STATED EXERCISE: Copy the data precisely, keeping every character.

::::

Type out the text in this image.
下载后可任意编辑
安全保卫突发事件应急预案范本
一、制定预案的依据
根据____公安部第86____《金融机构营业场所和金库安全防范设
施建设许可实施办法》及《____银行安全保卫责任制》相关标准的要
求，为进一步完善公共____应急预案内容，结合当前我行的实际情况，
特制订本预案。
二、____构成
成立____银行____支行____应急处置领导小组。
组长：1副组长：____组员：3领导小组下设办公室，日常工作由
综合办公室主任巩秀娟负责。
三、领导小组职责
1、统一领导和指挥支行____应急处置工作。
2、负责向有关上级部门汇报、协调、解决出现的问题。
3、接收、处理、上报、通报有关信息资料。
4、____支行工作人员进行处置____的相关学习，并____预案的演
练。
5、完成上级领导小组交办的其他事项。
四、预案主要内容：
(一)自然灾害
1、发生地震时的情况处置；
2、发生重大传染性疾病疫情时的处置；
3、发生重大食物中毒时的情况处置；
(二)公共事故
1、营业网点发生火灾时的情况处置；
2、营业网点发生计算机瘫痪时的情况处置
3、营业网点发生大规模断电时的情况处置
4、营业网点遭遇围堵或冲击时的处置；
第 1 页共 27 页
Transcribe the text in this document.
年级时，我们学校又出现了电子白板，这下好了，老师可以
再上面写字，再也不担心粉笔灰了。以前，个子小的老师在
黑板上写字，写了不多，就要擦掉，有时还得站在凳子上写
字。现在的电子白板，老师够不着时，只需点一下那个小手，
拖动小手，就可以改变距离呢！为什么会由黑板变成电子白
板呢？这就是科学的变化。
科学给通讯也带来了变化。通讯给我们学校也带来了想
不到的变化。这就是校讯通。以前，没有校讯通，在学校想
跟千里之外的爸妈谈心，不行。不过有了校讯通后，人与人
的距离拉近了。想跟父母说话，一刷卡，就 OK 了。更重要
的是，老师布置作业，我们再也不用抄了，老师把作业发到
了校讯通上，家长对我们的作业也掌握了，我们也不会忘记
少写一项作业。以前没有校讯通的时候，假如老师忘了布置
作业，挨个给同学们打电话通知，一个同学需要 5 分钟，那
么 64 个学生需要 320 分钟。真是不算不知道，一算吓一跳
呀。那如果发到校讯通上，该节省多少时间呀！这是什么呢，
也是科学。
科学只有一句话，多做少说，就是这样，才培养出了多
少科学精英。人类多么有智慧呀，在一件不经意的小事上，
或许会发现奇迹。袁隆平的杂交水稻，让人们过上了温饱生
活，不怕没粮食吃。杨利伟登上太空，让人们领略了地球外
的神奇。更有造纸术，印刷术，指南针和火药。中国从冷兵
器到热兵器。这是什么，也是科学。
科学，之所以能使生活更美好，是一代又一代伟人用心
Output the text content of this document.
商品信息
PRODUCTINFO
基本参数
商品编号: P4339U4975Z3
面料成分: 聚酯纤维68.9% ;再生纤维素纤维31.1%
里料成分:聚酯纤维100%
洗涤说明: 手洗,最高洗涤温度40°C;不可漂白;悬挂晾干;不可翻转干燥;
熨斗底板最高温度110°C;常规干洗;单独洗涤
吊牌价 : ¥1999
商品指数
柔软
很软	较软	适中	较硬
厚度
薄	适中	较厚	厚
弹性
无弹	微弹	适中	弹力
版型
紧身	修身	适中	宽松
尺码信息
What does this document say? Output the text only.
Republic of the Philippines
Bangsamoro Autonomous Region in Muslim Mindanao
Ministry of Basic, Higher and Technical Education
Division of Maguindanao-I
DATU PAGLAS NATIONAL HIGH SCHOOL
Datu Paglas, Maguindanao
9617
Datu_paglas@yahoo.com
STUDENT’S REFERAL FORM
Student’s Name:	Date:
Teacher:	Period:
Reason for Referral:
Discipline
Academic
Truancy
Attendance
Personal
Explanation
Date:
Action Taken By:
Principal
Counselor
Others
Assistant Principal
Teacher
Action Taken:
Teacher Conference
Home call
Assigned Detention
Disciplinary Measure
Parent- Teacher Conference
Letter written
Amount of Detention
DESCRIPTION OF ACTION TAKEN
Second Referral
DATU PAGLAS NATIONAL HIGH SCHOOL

::::

SOLUTION FOR THIS TASK:
Type out the text in this image.
下载后可任意编辑
安全保卫突发事件应急预案范本
一、制定预案的依据
根据____公安部第86____《金融机构营业场所和金库安全防范设
施建设许可实施办法》及《____银行安全保卫责任制》相关标准的要
求，为进一步完善公共____应急预案内容，结合当前我行的实际情况，
特制订本预案。
二、____构成
成立____银行____支行____应急处置领导小组。
组长：1副组长：____组员：3领导小组下设办公室，日常工作由
综合办公室主任巩秀娟负责。
三、领导小组职责
1、统一领导和指挥支行____应急处置工作。
2、负责向有关上级部门汇报、协调、解决出现的问题。
3、接收、处理、上报、通报有关信息资料。
4、____支行工作人员进行处置____的相关学习，并____预案的演
练。
5、完成上级领导小组交办的其他事项。
四、预案主要内容：
(一)自然灾害
1、发生地震时的情况处置；
2、发生重大传染性疾病疫情时的处置；
3、发生重大食物中毒时的情况处置；
(二)公共事故
1、营业网点发生火灾时的情况处置；
2、营业网点发生计算机瘫痪时的情况处置
3、营业网点发生大规模断电时的情况处置
4、营业网点遭遇围堵或冲击时的处置；
第 1 页共 27 页
Transcribe the text in this document.
年级时，我们学校又出现了电子白板，这下好了，老师可以
再上面写字，再也不担心粉笔灰了。以前，个子小的老师在
黑板上写字，写了不多，就要擦掉，有时还得站在凳子上写
字。现在的电子白板，老师够不着时，只需点一下那个小手，
拖动小手，就可以改变距离呢！为什么会由黑板变成电子白
板呢？这就是科学的变化。
科学给通讯也带来了变化。通讯给我们学校也带来了想
不到的变化。这就是校讯通。以前，没有校讯通，在学校想
跟千里之外的爸妈谈心，不行。不过有了校讯通后，人与人
的距离拉近了。想跟父母说话，一刷卡，就 OK 了。更重要
的是，老师布置作业，我们再也不用抄了，老师把作业发到
了校讯通上，家长对我们的作业也掌握了，我们也不会忘记
少写一项作业。以前没有校讯通的时候，假如老师忘了布置
作业，挨个给同学们打电话通知，一个同学需要 5 分钟，那
么 64 个学生需要 320 分钟。真是不算不知道，一算吓一跳
呀。那如果发到校讯通上，该节省多少时间呀！这是什么呢，
也是科学。
科学只有一句话，多做少说，就是这样，才培养出了多
少科学精英。人类多么有智慧呀，在一件不经意的小事上，
或许会发现奇迹。袁隆平的杂交水稻，让人们过上了温饱生
活，不怕没粮食吃。杨利伟登上太空，让人们领略了地球外
的神奇。更有造纸术，印刷术，指南针和火药。中国从冷兵
器到热兵器。这是什么，也是科学。
科学，之所以能使生活更美好，是一代又一代伟人用心
Output the text content of this document.
商品信息
PRODUCTINFO
基本参数
商品编号: P4339U4975Z3
面料成分: 聚酯纤维68.9% ;再生纤维素纤维31.1%
里料成分:聚酯纤维100%
洗涤说明: 手洗,最高洗涤温度40°C;不可漂白;悬挂晾干;不可翻转干燥;
熨斗底板最高温度110°C;常规干洗;单独洗涤
吊牌价 : ¥1999
商品指数
柔软
很软	较软	适中	较硬
厚度
薄	适中	较厚	厚
弹性
无弹	微弹	适中	弹力
版型
紧身	修身	适中	宽松
尺码信息
What does this document say? Output the text only.
Republic of the Philippines
Bangsamoro Autonomous Region in Muslim Mindanao
Ministry of Basic, Higher and Technical Education
Division of Maguindanao-I
DATU PAGLAS NATIONAL HIGH SCHOOL
Datu Paglas, Maguindanao
9617
Datu_paglas@yahoo.com
STUDENT’S REFERAL FORM
Student’s Name:	Date:
Teacher:	Period:
Reason for Referral:
Discipline
Academic
Truancy
Attendance
Personal
Explanation
Date:
Action Taken By:
Principal
Counselor
Others
Assistant Principal
Teacher
Action Taken:
Teacher Conference
Home call
Assigned Detention
Disciplinary Measure
Parent- Teacher Conference
Letter written
Amount of Detention
DESCRIPTION OF ACTION TAKEN
Second Referral
DATU PAGLAS NATIONAL HIGH SCHOOL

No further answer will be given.